[Exercise goal] Retype all of the entries word for word.

[Given data]
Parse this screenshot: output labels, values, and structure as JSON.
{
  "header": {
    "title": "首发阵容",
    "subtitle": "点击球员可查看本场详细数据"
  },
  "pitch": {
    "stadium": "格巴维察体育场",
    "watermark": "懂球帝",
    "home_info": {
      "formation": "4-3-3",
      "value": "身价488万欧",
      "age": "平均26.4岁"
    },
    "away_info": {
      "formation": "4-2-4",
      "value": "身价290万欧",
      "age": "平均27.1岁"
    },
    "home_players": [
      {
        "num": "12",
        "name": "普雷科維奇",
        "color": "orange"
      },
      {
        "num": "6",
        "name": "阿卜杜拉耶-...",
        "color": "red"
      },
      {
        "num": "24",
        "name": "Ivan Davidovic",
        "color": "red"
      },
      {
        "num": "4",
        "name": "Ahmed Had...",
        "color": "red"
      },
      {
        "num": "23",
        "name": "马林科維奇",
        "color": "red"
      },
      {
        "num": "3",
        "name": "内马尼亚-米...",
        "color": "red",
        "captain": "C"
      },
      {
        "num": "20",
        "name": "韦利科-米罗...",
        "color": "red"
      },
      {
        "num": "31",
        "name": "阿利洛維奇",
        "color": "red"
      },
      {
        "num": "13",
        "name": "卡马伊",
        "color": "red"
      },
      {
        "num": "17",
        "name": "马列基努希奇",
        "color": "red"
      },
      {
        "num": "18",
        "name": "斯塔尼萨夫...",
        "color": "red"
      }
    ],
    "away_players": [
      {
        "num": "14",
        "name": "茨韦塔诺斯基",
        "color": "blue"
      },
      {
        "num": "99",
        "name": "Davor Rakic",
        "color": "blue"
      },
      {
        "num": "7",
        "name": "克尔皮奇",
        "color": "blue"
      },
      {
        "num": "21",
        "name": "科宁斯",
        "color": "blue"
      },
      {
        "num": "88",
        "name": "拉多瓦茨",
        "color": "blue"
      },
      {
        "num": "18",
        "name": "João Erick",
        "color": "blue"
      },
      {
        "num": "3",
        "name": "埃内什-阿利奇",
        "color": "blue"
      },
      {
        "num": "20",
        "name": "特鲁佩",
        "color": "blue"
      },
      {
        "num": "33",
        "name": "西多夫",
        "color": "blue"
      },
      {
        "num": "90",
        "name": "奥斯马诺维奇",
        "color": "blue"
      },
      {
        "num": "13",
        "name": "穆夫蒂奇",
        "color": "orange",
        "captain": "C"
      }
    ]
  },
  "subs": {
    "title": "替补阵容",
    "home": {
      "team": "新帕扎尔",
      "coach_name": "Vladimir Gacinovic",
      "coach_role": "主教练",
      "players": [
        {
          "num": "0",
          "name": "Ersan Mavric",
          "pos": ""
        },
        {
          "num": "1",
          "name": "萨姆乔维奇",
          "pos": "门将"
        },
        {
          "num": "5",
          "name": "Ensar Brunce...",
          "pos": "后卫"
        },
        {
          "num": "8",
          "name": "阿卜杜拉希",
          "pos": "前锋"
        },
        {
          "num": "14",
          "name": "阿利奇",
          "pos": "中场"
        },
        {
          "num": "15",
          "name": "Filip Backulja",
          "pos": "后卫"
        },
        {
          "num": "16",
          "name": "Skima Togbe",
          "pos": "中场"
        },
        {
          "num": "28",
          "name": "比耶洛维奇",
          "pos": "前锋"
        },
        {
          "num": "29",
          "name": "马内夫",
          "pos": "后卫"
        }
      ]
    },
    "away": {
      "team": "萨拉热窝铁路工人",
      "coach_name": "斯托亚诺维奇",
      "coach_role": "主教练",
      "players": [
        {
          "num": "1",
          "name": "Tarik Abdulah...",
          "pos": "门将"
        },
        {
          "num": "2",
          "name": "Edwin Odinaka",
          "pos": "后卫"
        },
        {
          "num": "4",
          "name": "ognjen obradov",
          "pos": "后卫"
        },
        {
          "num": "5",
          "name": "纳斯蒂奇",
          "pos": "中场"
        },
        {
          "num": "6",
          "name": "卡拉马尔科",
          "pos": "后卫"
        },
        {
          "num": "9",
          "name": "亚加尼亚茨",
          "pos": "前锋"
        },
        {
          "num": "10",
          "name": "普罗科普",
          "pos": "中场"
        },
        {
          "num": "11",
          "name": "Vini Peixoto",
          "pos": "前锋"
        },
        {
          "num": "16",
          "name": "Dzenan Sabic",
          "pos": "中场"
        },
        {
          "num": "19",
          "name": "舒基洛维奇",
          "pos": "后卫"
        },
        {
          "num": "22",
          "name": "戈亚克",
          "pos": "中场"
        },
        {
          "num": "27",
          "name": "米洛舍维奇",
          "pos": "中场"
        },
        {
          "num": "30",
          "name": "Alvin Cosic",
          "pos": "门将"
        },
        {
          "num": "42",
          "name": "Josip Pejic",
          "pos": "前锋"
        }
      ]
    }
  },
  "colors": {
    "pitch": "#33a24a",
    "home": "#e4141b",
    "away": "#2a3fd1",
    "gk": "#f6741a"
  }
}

[Solution for this task]
Parse this screenshot: output labels, values, and structure as JSON.
{
  "header": {
    "title": "首发阵容",
    "subtitle": "点击球员可查看本场详细数据"
  },
  "pitch": {
    "stadium": "格巴维察体育场",
    "watermark": "懂球帝",
    "home_info": {
      "formation": "4-3-3",
      "value": "身价488万欧",
      "age": "平均26.4岁"
    },
    "away_info": {
      "formation": "4-2-4",
      "value": "身价290万欧",
      "age": "平均27.1岁"
    },
    "home_players": [
      {
        "num": "12",
        "name": "普雷科維奇",
        "color": "orange"
      },
      {
        "num": "6",
        "name": "阿卜杜拉耶-...",
        "color": "red"
      },
      {
        "num": "24",
        "name": "Ivan Davidovic",
        "color": "red"
      },
      {
        "num": "4",
        "name": "Ahmed Had...",
        "color": "red"
      },
      {
        "num": "23",
        "name": "马林科維奇",
        "color": "red"
      },
      {
        "num": "3",
        "name": "内马尼亚-米...",
        "color": "red",
        "captain": "C"
      },
      {
        "num": "20",
        "name": "韦利科-米罗...",
        "color": "red"
      },
      {
        "num": "31",
        "name": "阿利洛維奇",
        "color": "red"
      },
      {
        "num": "13",
        "name": "卡马伊",
        "color": "red"
      },
      {
        "num": "17",
        "name": "马列基努希奇",
        "color": "red"
      },
      {
        "num": "18",
        "name": "斯塔尼萨夫...",
        "color": "red"
      }
    ],
    "away_players": [
      {
        "num": "14",
        "name": "茨韦塔诺斯基",
        "color": "blue"
      },
      {
        "num": "99",
        "name": "Davor Rakic",
        "color": "blue"
      },
      {
        "num": "7",
        "name": "克尔皮奇",
        "color": "blue"
      },
      {
        "num": "21",
        "name": "科宁斯",
        "color": "blue"
      },
      {
        "num": "88",
        "name": "拉多瓦茨",
        "color": "blue"
      },
      {
        "num": "18",
        "name": "João Erick",
        "color": "blue"
      },
      {
        "num": "3",
        "name": "埃内什-阿利奇",
        "color": "blue"
      },
      {
        "num": "20",
        "name": "特鲁佩",
        "color": "blue"
      },
      {
        "num": "33",
        "name": "西多夫",
        "color": "blue"
      },
      {
        "num": "90",
        "name": "奥斯马诺维奇",
        "color": "blue"
      },
      {
        "num": "13",
        "name": "穆夫蒂奇",
        "color": "orange",
        "captain": "C"
      }
    ]
  },
  "subs": {
    "title": "替补阵容",
    "home": {
      "team": "新帕扎尔",
      "coach_name": "Vladimir Gacinovic",
      "coach_role": "主教练",
      "players": [
        {
          "num": "0",
          "name": "Ersan Mavric",
          "pos": ""
        },
        {
          "num": "1",
          "name": "萨姆乔维奇",
          "pos": "门将"
        },
        {
          "num": "5",
          "name": "Ensar Brunce...",
          "pos": "后卫"
        },
        {
          "num": "8",
          "name": "阿卜杜拉希",
          "pos": "前锋"
        },
        {
          "num": "14",
          "name": "阿利奇",
          "pos": "中场"
        },
        {
          "num": "15",
          "name": "Filip Backulja",
          "pos": "后卫"
        },
        {
          "num": "16",
          "name": "Skima Togbe",
          "pos": "中场"
        },
        {
          "num": "28",
          "name": "比耶洛维奇",
          "pos": "前锋"
        },
        {
          "num": "29",
          "name": "马内夫",
          "pos": "后卫"
        }
      ]
    },
    "away": {
      "team": "萨拉热窝铁路工人",
      "coach_name": "斯托亚诺维奇",
      "coach_role": "主教练",
      "players": [
        {
          "num": "1",
          "name": "Tarik Abdulah...",
          "pos": "门将"
        },
        {
          "num": "2",
          "name": "Edwin Odinaka",
          "pos": "后卫"
        },
        {
          "num": "4",
          "name": "ognjen obradov",
          "pos": "后卫"
        },
        {
          "num": "5",
          "name": "纳斯蒂奇",
          "pos": "中场"
        },
        {
          "num": "6",
          "name": "卡拉马尔科",
          "pos": "后卫"
        },
        {
          "num": "9",
          "name": "亚加尼亚茨",
          "pos": "前锋"
        },
        {
          "num": "10",
          "name": "普罗科普",
          "pos": "中场"
        },
        {
          "num": "11",
          "name": "Vini Peixoto",
          "pos": "前锋"
        },
        {
          "num": "16",
          "name": "Dzenan Sabic",
          "pos": "中场"
        },
        {
          "num": "19",
          "name": "舒基洛维奇",
          "pos": "后卫"
        },
        {
          "num": "22",
          "name": "戈亚克",
          "pos": "中场"
        },
        {
          "num": "27",
          "name": "米洛舍维奇",
          "pos": "中场"
        },
        {
          "num": "30",
          "name": "Alvin Cosic",
          "pos": "门将"
        },
        {
          "num": "42",
          "name": "Josip Pejic",
          "pos": "前锋"
        }
      ]
    }
  },
  "colors": {
    "pitch": "#33a24a",
    "home": "#e4141b",
    "away": "#2a3fd1",
    "gk": "#f6741a"
  }
}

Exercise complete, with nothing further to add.